>> BEGIN Extracted records

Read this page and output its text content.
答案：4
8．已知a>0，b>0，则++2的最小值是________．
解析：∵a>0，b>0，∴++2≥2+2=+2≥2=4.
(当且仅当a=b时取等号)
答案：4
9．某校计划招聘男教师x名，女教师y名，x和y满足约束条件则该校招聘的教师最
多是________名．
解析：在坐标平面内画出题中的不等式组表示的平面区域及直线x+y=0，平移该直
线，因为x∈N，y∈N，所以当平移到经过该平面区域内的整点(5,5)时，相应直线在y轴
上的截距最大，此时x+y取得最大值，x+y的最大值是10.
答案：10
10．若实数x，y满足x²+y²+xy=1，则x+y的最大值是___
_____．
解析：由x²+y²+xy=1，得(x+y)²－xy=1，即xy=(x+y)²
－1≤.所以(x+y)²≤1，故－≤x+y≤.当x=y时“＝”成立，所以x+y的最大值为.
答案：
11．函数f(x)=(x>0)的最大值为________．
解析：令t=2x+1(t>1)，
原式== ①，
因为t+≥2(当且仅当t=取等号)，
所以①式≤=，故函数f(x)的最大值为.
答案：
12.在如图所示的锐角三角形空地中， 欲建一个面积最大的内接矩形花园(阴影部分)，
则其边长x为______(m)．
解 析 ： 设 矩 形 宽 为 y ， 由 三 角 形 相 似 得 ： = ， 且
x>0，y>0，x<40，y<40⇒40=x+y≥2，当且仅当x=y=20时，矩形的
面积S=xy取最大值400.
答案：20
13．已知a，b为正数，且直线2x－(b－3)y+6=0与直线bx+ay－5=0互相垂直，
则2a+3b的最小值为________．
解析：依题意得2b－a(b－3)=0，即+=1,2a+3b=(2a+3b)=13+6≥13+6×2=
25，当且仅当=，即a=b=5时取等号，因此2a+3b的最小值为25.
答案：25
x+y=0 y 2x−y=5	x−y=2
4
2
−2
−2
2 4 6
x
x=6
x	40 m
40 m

>> END Extracted records

Exercise:
Reproduce each entry word for word.

Finished answer:
Read this page and output its text content.
答案：4
8．已知a>0，b>0，则++2的最小值是________．
解析：∵a>0，b>0，∴++2≥2+2=+2≥2=4.
(当且仅当a=b时取等号)
答案：4
9．某校计划招聘男教师x名，女教师y名，x和y满足约束条件则该校招聘的教师最
多是________名．
解析：在坐标平面内画出题中的不等式组表示的平面区域及直线x+y=0，平移该直
线，因为x∈N，y∈N，所以当平移到经过该平面区域内的整点(5,5)时，相应直线在y轴
上的截距最大，此时x+y取得最大值，x+y的最大值是10.
答案：10
10．若实数x，y满足x²+y²+xy=1，则x+y的最大值是___
_____．
解析：由x²+y²+xy=1，得(x+y)²－xy=1，即xy=(x+y)²
－1≤.所以(x+y)²≤1，故－≤x+y≤.当x=y时“＝”成立，所以x+y的最大值为.
答案：
11．函数f(x)=(x>0)的最大值为________．
解析：令t=2x+1(t>1)，
原式== ①，
因为t+≥2(当且仅当t=取等号)，
所以①式≤=，故函数f(x)的最大值为.
答案：
12.在如图所示的锐角三角形空地中， 欲建一个面积最大的内接矩形花园(阴影部分)，
则其边长x为______(m)．
解 析 ： 设 矩 形 宽 为 y ， 由 三 角 形 相 似 得 ： = ， 且
x>0，y>0，x<40，y<40⇒40=x+y≥2，当且仅当x=y=20时，矩形的
面积S=xy取最大值400.
答案：20
13．已知a，b为正数，且直线2x－(b－3)y+6=0与直线bx+ay－5=0互相垂直，
则2a+3b的最小值为________．
解析：依题意得2b－a(b－3)=0，即+=1,2a+3b=(2a+3b)=13+6≥13+6×2=
25，当且仅当=，即a=b=5时取等号，因此2a+3b的最小值为25.
答案：25
x+y=0 y 2x−y=5	x−y=2
4
2
−2
−2
2 4 6
x
x=6
x	40 m
40 m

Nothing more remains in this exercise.